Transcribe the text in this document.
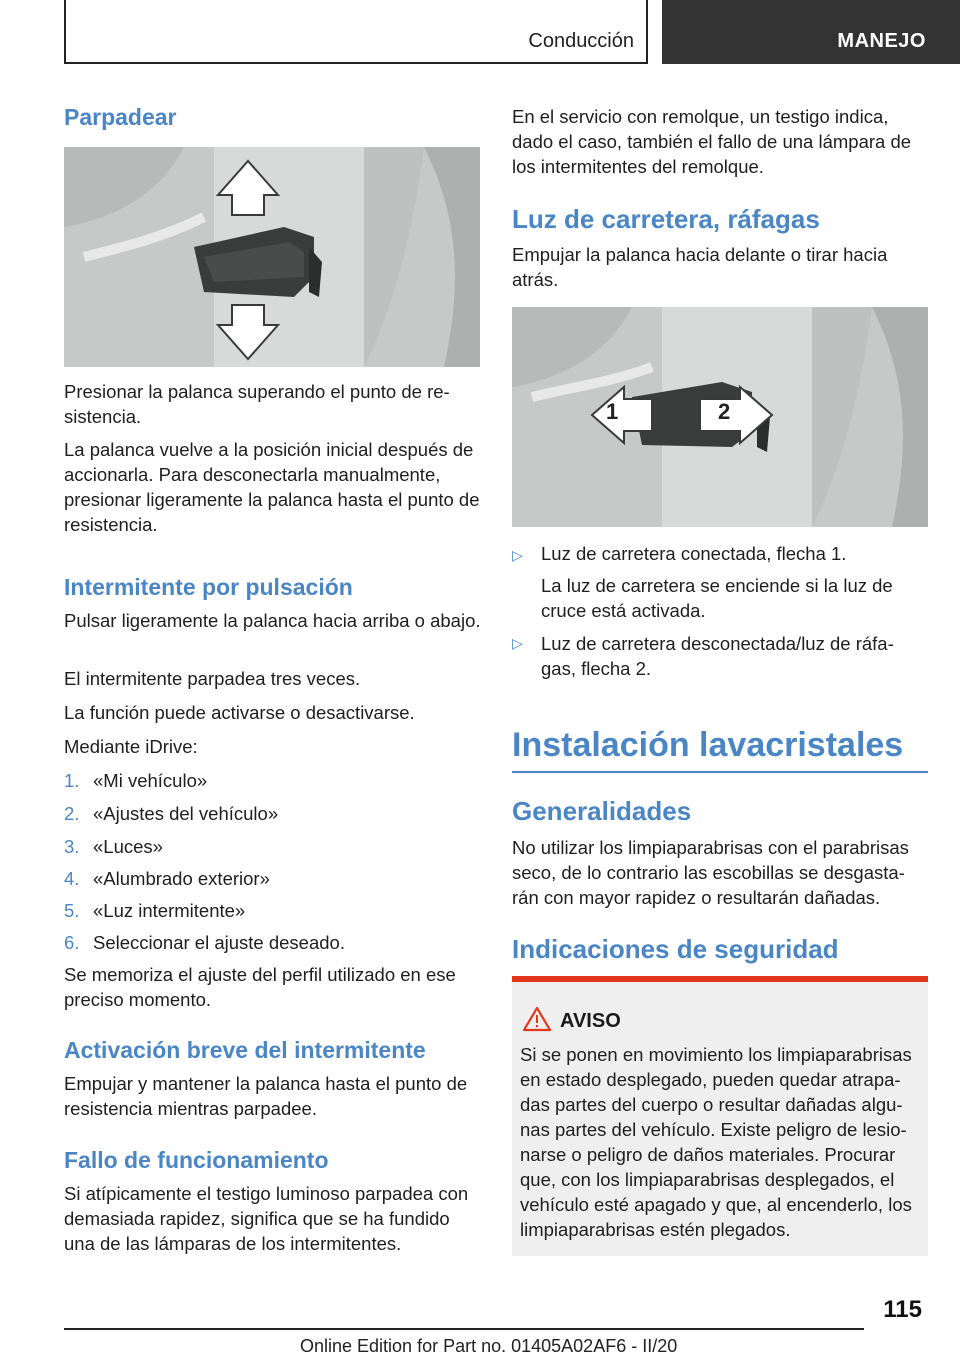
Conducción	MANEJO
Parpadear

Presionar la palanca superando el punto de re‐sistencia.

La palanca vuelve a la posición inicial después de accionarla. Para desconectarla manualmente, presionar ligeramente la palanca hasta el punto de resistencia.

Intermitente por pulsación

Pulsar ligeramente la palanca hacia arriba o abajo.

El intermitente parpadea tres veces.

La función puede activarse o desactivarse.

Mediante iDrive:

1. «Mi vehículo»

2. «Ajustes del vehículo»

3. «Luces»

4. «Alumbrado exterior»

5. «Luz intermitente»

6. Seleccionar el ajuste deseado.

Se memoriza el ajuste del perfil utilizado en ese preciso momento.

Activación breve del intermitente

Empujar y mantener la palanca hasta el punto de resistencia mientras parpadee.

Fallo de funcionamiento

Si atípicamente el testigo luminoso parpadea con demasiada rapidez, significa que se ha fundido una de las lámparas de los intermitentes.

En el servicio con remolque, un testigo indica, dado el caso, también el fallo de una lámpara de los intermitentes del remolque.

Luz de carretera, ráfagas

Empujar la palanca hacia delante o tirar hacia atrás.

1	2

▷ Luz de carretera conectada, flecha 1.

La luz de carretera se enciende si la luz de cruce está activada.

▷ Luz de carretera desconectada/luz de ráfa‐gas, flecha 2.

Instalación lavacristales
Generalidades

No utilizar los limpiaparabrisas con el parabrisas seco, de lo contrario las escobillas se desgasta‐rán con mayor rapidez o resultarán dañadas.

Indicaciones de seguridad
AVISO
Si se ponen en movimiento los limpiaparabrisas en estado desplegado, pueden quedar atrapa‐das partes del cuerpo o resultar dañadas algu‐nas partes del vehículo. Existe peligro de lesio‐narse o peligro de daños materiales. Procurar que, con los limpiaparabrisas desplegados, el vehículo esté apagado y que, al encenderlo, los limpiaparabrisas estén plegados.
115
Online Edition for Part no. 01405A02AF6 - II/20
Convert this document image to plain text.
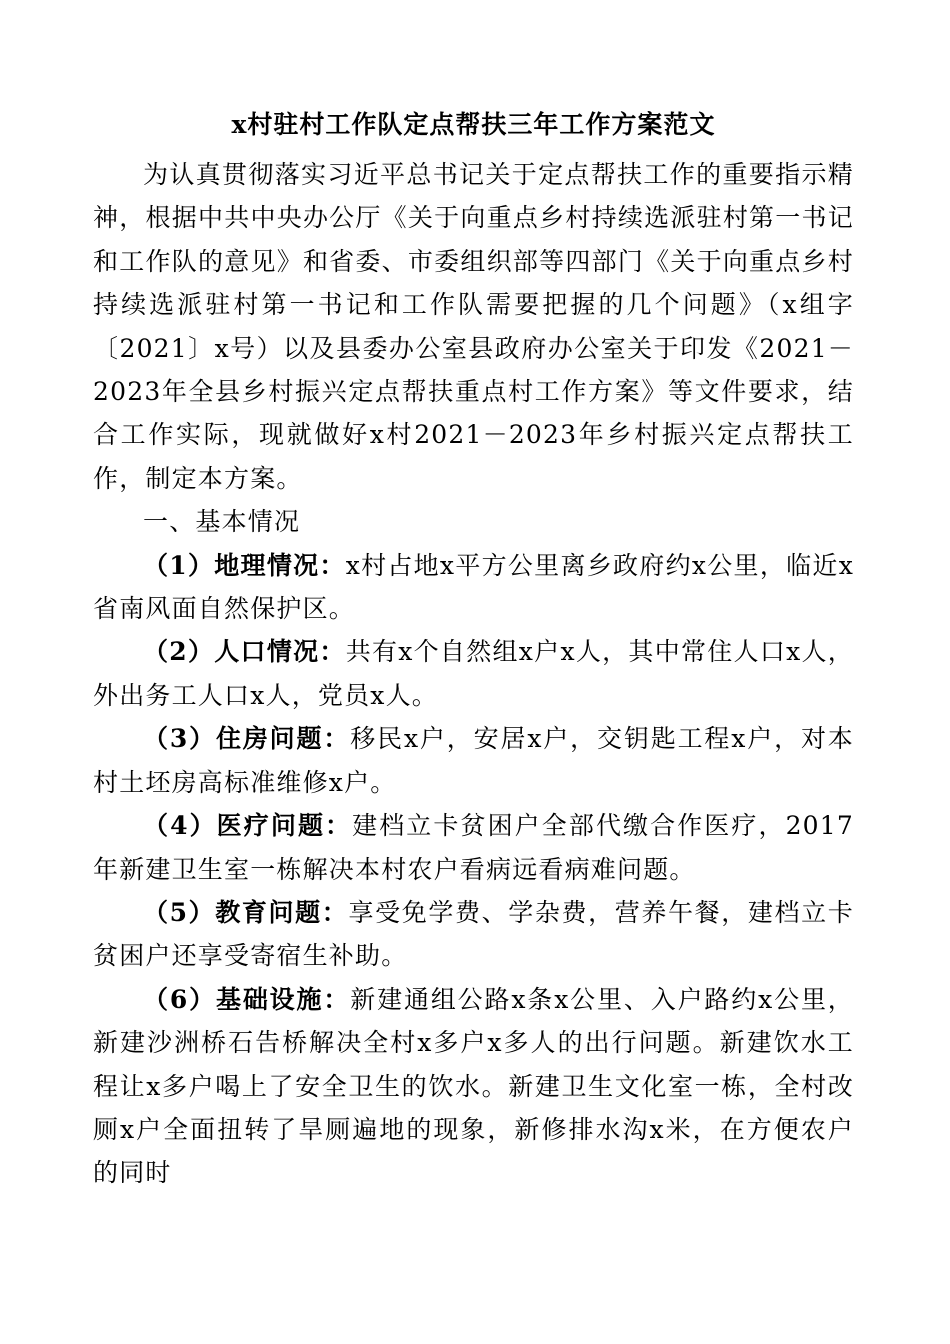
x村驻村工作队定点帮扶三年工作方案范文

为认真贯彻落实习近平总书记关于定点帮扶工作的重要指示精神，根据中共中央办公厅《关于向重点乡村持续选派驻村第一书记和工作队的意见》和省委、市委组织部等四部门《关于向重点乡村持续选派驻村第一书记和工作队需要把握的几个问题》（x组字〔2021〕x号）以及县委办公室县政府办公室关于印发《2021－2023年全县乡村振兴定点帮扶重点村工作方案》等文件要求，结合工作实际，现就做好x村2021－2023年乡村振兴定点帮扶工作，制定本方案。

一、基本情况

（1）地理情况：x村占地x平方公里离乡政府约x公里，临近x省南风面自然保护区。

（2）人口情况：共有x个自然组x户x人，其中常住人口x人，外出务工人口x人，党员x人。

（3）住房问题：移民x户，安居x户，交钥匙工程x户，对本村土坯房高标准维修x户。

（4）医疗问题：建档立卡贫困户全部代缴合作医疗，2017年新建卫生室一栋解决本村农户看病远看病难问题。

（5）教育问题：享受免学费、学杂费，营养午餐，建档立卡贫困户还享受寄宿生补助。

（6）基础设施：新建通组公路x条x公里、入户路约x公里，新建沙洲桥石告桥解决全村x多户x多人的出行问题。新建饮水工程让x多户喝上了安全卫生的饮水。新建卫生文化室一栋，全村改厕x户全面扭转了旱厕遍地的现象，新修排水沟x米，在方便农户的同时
_ _ _
Problem details ->
Leave the pictures out, and print every line of the listing exactly as written.

Answer to this task ->
Transcribe the text in this document.
Conducción	MANEJO
Parpadear

Presionar la palanca superando el punto de re‐sistencia.

La palanca vuelve a la posición inicial después de accionarla. Para desconectarla manualmente, presionar ligeramente la palanca hasta el punto de resistencia.

Intermitente por pulsación

Pulsar ligeramente la palanca hacia arriba o abajo.

El intermitente parpadea tres veces.

La función puede activarse o desactivarse.

Mediante iDrive:

1. «Mi vehículo»

2. «Ajustes del vehículo»

3. «Luces»

4. «Alumbrado exterior»

5. «Luz intermitente»

6. Seleccionar el ajuste deseado.

Se memoriza el ajuste del perfil utilizado en ese preciso momento.

Activación breve del intermitente

Empujar y mantener la palanca hasta el punto de resistencia mientras parpadee.

Fallo de funcionamiento

Si atípicamente el testigo luminoso parpadea con demasiada rapidez, significa que se ha fundido una de las lámparas de los intermitentes.

En el servicio con remolque, un testigo indica, dado el caso, también el fallo de una lámpara de los intermitentes del remolque.

Luz de carretera, ráfagas

Empujar la palanca hacia delante o tirar hacia atrás.

1	2

▷ Luz de carretera conectada, flecha 1.

La luz de carretera se enciende si la luz de cruce está activada.

▷ Luz de carretera desconectada/luz de ráfa‐gas, flecha 2.

Instalación lavacristales
Generalidades

No utilizar los limpiaparabrisas con el parabrisas seco, de lo contrario las escobillas se desgasta‐rán con mayor rapidez o resultarán dañadas.

Indicaciones de seguridad
AVISO
Si se ponen en movimiento los limpiaparabrisas en estado desplegado, pueden quedar atrapa‐das partes del cuerpo o resultar dañadas algu‐nas partes del vehículo. Existe peligro de lesio‐narse o peligro de daños materiales. Procurar que, con los limpiaparabrisas desplegados, el vehículo esté apagado y que, al encenderlo, los limpiaparabrisas estén plegados.
115
Online Edition for Part no. 01405A02AF6 - II/20
Convert this document image to plain text.
x村驻村工作队定点帮扶三年工作方案范文

为认真贯彻落实习近平总书记关于定点帮扶工作的重要指示精神，根据中共中央办公厅《关于向重点乡村持续选派驻村第一书记和工作队的意见》和省委、市委组织部等四部门《关于向重点乡村持续选派驻村第一书记和工作队需要把握的几个问题》（x组字〔2021〕x号）以及县委办公室县政府办公室关于印发《2021－2023年全县乡村振兴定点帮扶重点村工作方案》等文件要求，结合工作实际，现就做好x村2021－2023年乡村振兴定点帮扶工作，制定本方案。

一、基本情况

（1）地理情况：x村占地x平方公里离乡政府约x公里，临近x省南风面自然保护区。

（2）人口情况：共有x个自然组x户x人，其中常住人口x人，外出务工人口x人，党员x人。

（3）住房问题：移民x户，安居x户，交钥匙工程x户，对本村土坯房高标准维修x户。

（4）医疗问题：建档立卡贫困户全部代缴合作医疗，2017年新建卫生室一栋解决本村农户看病远看病难问题。

（5）教育问题：享受免学费、学杂费，营养午餐，建档立卡贫困户还享受寄宿生补助。

（6）基础设施：新建通组公路x条x公里、入户路约x公里，新建沙洲桥石告桥解决全村x多户x多人的出行问题。新建饮水工程让x多户喝上了安全卫生的饮水。新建卫生文化室一栋，全村改厕x户全面扭转了旱厕遍地的现象，新修排水沟x米，在方便农户的同时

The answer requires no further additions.